───── Supplied material
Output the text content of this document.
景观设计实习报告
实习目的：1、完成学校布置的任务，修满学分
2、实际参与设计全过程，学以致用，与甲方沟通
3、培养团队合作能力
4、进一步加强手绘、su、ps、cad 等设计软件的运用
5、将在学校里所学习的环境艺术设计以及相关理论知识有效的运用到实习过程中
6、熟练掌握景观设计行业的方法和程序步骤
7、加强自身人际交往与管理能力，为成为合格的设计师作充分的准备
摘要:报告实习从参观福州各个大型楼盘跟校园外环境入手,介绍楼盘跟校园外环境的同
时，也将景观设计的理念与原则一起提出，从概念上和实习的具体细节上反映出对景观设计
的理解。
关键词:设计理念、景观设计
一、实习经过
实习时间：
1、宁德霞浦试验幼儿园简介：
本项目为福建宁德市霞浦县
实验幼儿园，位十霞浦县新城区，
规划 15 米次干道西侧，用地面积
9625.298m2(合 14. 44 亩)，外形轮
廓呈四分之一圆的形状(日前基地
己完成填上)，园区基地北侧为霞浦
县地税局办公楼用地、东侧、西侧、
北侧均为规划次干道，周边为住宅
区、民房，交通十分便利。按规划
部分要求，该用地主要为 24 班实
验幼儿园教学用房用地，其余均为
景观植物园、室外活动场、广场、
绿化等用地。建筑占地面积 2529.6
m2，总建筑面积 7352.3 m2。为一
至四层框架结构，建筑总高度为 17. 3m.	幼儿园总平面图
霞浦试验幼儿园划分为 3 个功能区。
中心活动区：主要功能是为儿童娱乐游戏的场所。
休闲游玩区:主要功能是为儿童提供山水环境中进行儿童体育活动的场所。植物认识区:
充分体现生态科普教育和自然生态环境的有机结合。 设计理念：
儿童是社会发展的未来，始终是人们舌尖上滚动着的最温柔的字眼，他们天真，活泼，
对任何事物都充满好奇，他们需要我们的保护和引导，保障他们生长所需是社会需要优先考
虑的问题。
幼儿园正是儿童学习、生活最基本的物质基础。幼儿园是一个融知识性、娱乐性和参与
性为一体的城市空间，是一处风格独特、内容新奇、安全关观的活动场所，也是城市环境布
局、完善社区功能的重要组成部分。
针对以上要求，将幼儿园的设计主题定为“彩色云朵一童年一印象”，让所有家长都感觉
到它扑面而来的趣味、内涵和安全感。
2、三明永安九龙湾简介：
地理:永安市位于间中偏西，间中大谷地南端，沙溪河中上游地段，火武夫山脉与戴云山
──────────
Aim: State how many lines above contain the string "设计理念", with no other words.

Response to the exercise: 2